- WHAT IS EXPECTED
Gather all lines in the records below that include the word "Taoiseach".

- INPUT ROWS
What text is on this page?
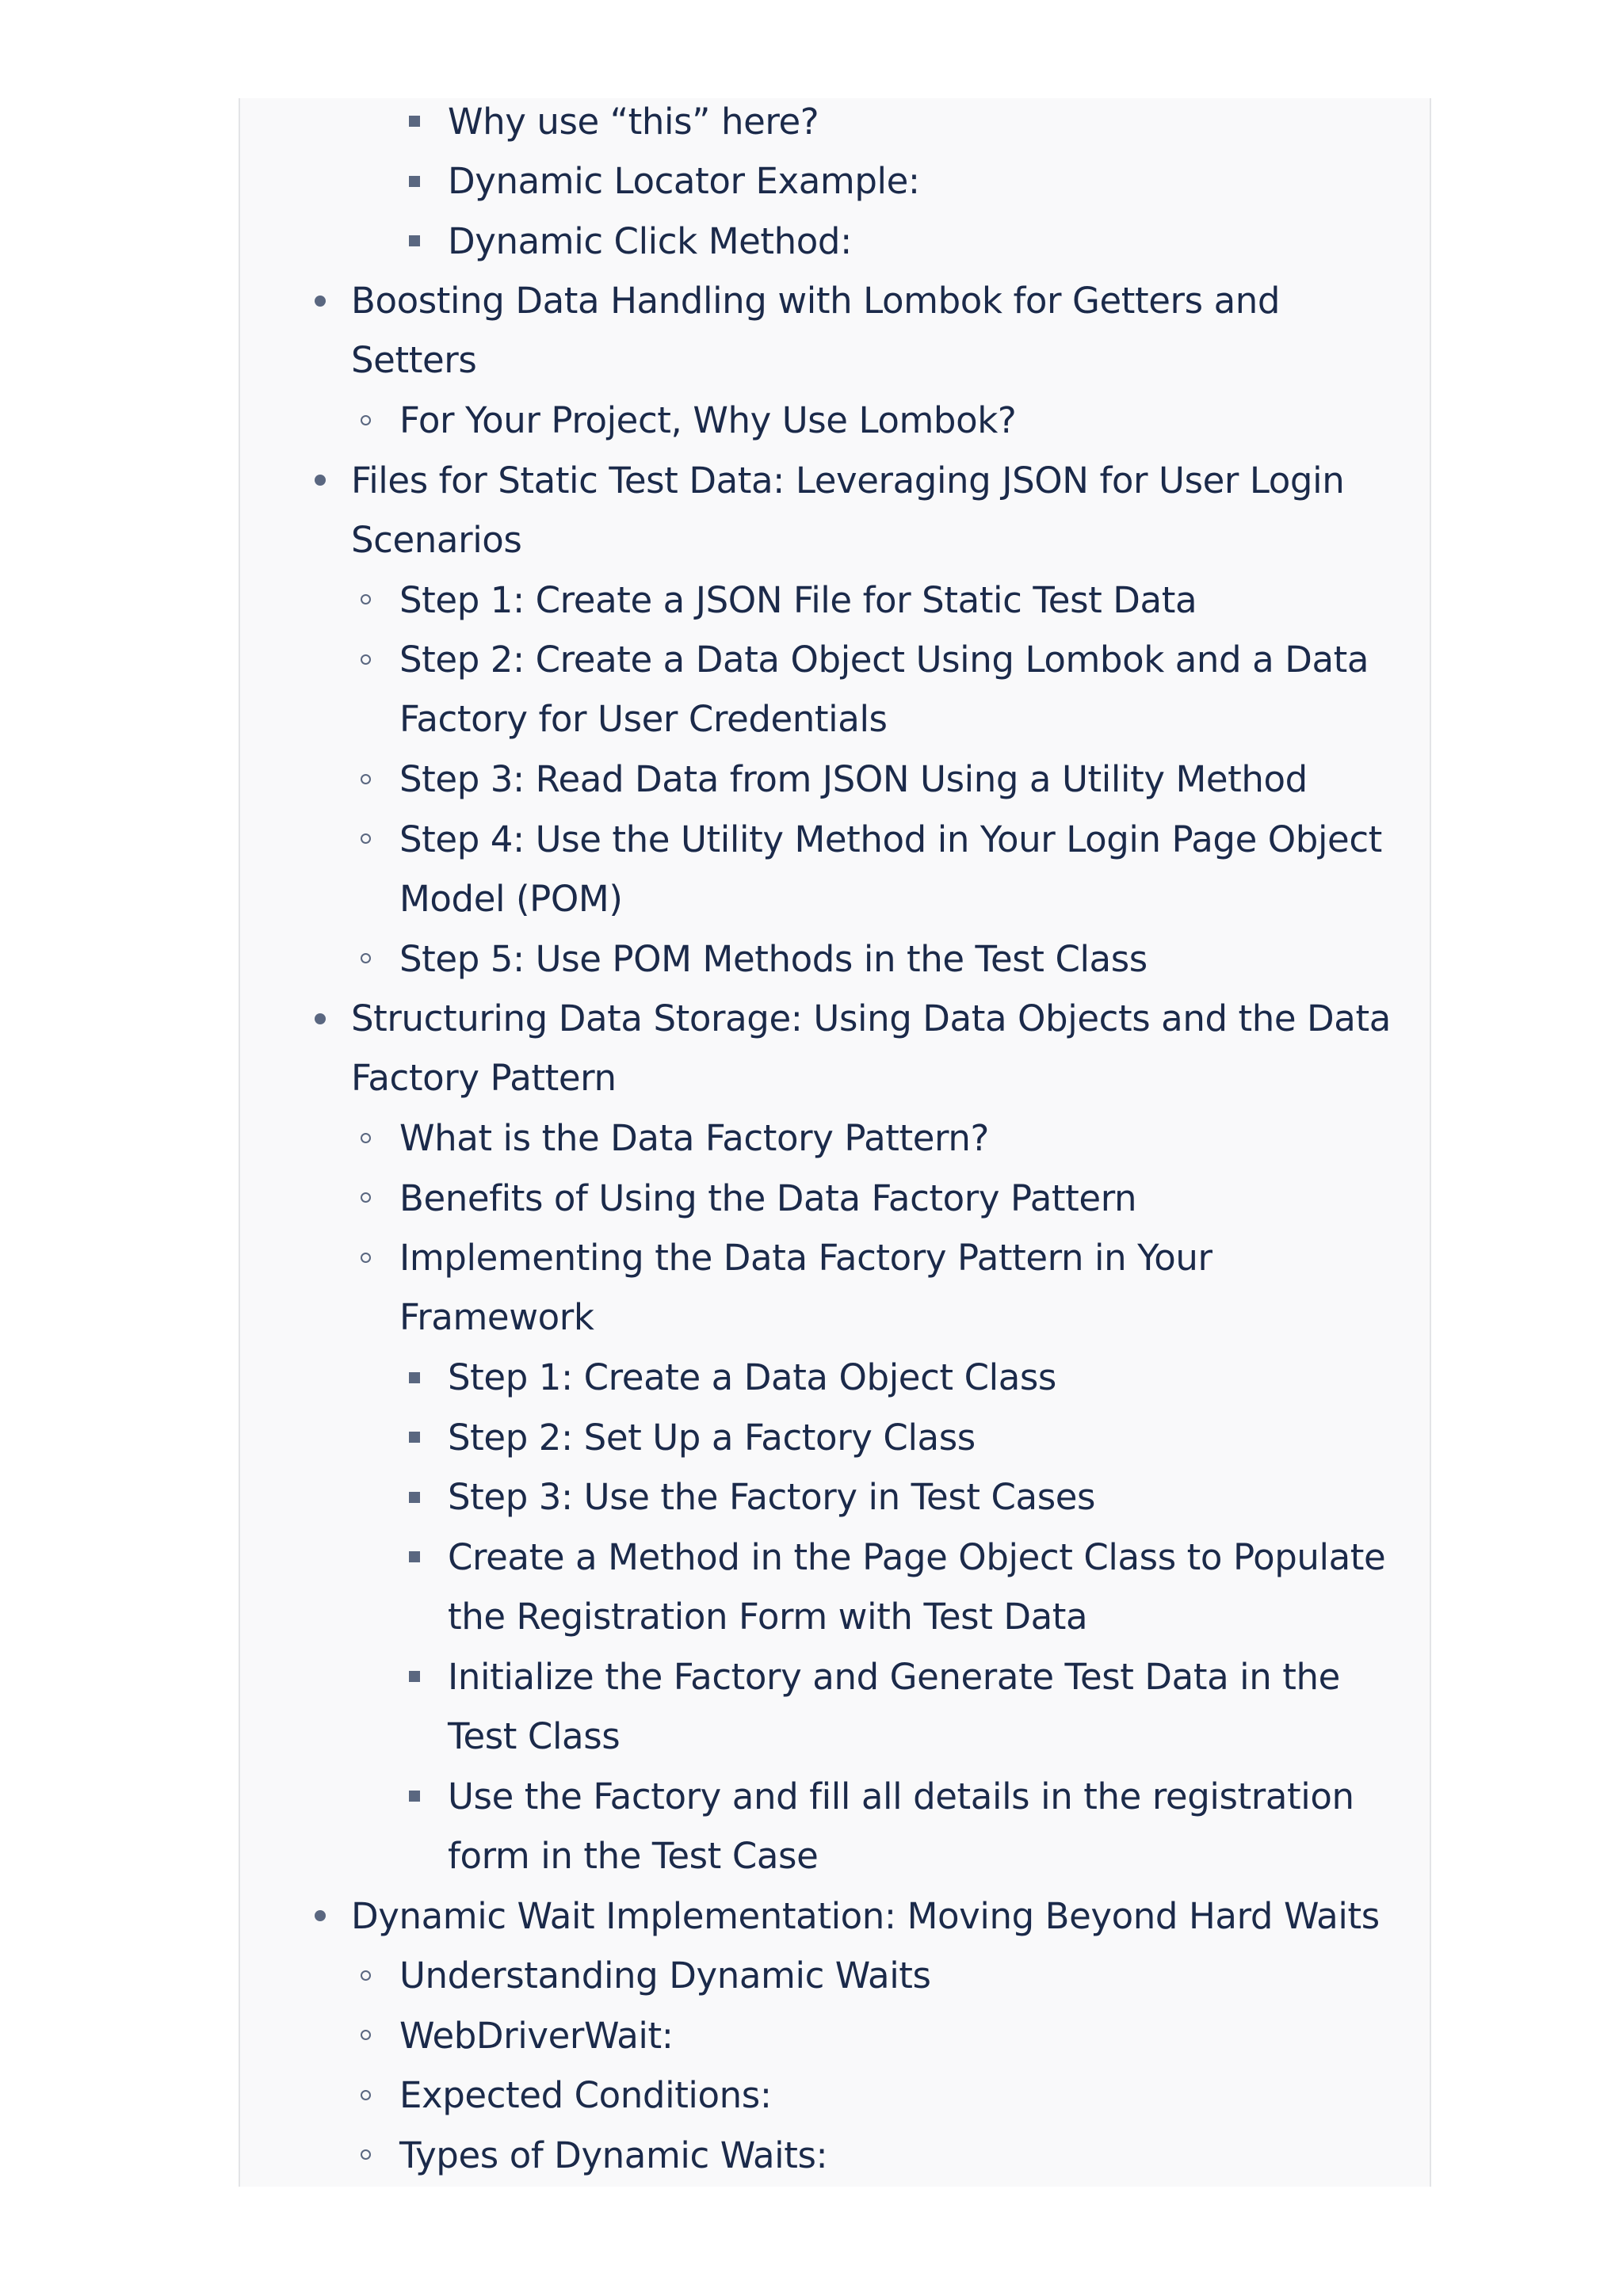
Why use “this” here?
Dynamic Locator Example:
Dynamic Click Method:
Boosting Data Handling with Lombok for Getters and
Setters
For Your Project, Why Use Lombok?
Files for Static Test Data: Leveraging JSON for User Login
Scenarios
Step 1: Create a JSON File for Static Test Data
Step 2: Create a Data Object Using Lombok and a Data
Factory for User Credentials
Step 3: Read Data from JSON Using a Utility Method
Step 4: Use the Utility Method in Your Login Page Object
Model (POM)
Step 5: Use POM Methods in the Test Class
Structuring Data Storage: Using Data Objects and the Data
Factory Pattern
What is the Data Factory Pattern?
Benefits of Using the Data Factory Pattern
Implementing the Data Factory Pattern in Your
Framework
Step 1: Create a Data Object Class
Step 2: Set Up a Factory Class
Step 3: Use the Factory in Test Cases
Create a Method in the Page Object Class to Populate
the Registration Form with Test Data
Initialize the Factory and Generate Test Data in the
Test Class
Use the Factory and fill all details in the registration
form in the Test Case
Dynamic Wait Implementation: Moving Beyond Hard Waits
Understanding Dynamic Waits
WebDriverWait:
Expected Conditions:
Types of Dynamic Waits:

...

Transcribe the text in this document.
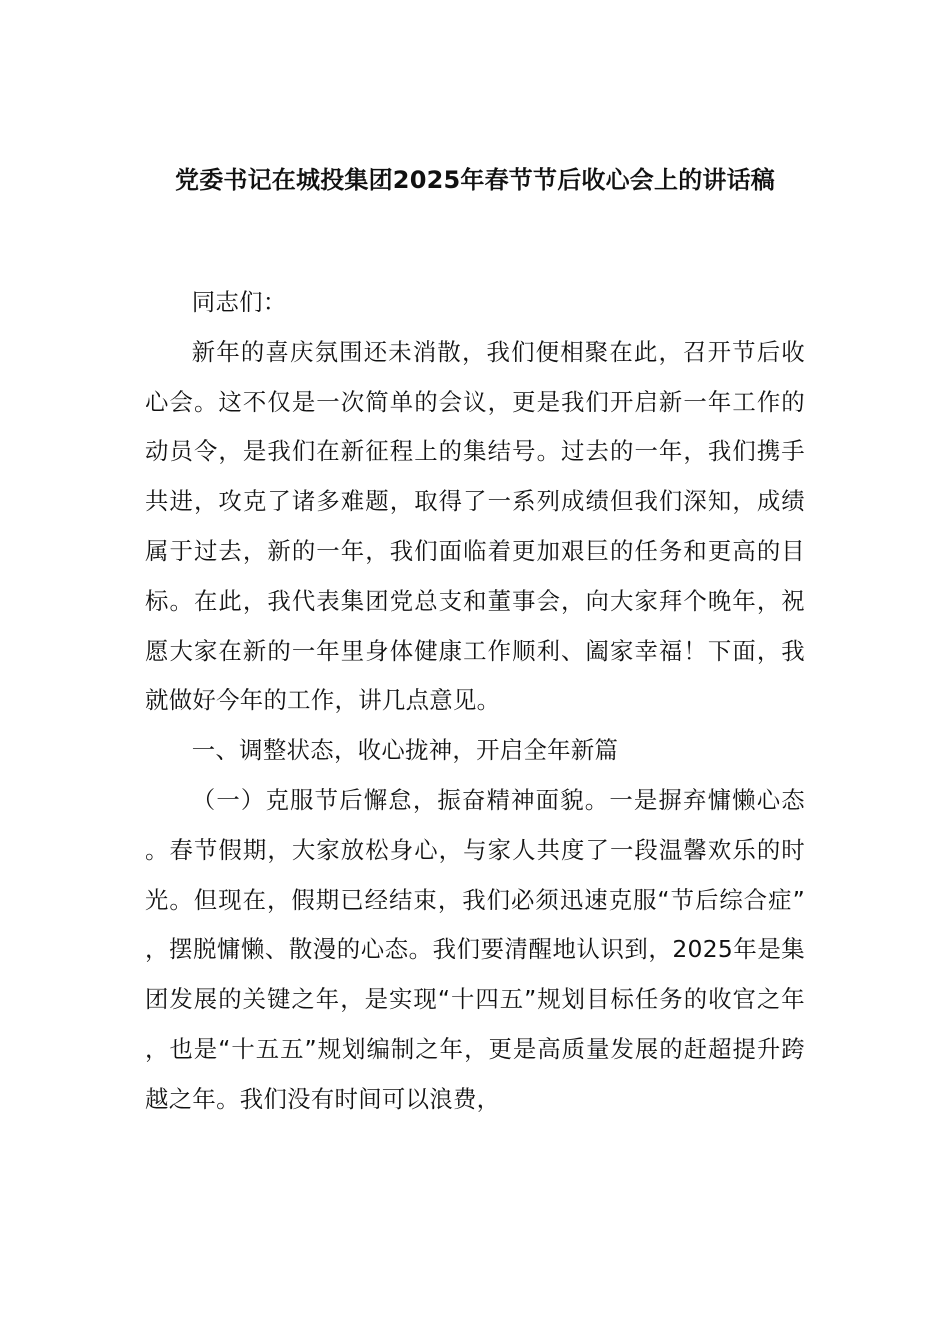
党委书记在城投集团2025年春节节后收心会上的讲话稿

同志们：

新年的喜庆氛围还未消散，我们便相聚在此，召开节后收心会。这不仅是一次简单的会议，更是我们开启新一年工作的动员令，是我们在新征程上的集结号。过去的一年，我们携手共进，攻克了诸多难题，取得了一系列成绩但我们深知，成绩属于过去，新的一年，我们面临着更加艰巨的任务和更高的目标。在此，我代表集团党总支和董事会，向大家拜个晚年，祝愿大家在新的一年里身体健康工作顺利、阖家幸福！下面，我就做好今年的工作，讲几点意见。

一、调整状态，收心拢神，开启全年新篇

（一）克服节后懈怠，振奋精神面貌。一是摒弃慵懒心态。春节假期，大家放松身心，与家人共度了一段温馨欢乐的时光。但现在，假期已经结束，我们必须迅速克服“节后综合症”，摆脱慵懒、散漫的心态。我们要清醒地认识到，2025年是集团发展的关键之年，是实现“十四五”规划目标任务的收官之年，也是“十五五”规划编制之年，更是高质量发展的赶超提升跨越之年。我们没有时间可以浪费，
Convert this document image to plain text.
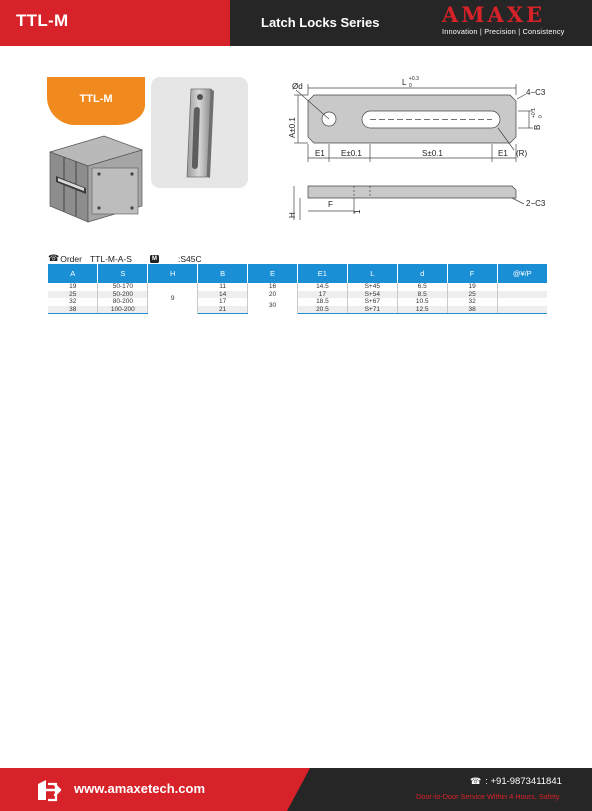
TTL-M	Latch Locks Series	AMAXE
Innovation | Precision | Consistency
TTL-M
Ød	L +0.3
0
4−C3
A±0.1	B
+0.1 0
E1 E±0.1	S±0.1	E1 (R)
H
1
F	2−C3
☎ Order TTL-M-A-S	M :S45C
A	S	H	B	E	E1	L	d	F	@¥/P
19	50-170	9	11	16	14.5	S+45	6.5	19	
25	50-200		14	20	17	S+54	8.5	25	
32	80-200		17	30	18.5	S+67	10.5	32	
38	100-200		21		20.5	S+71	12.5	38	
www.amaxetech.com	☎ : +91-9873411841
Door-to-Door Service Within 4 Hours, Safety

...

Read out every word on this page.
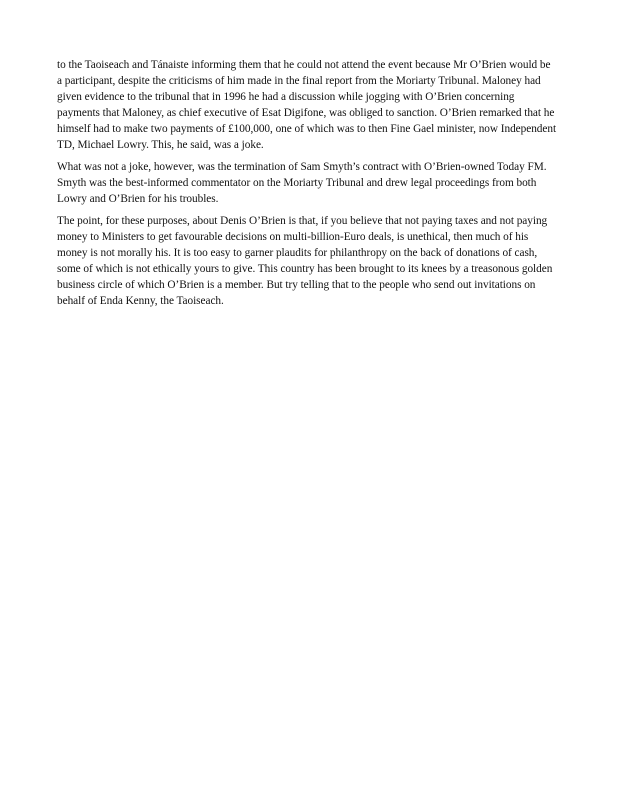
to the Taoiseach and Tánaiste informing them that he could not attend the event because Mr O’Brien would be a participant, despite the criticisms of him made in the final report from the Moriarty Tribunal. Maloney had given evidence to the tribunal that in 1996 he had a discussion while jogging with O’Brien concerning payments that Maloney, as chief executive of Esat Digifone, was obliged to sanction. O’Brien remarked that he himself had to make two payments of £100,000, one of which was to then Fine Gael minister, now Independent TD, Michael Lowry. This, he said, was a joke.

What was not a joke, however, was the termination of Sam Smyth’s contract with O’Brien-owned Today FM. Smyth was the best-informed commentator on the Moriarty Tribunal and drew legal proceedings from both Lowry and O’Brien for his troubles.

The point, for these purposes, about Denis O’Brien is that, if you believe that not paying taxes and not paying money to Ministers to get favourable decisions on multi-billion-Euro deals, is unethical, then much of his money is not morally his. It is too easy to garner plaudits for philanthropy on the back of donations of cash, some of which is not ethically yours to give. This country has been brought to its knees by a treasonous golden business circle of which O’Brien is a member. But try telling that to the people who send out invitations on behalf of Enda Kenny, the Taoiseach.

- RESULT FOR THIS TASK
to the Taoiseach and Tánaiste informing them that he could not attend the event because Mr O’Brien would be a participant, despite the criticisms of him made in the final report from the Moriarty Tribunal. Maloney had given evidence to the tribunal that in 1996 he had a discussion while jogging with O’Brien concerning payments that Maloney, as chief executive of Esat Digifone, was obliged to sanction. O’Brien remarked that he himself had to make two payments of £100,000, one of which was to then Fine Gael minister, now Independent TD, Michael Lowry. This, he said, was a joke.
The point, for these purposes, about Denis O’Brien is that, if you believe that not paying taxes and not paying money to Ministers to get favourable decisions on multi-billion-Euro deals, is unethical, then much of his money is not morally his. It is too easy to garner plaudits for philanthropy on the back of donations of cash, some of which is not ethically yours to give. This country has been brought to its knees by a treasonous golden business circle of which O’Brien is a member. But try telling that to the people who send out invitations on behalf of Enda Kenny, the Taoiseach.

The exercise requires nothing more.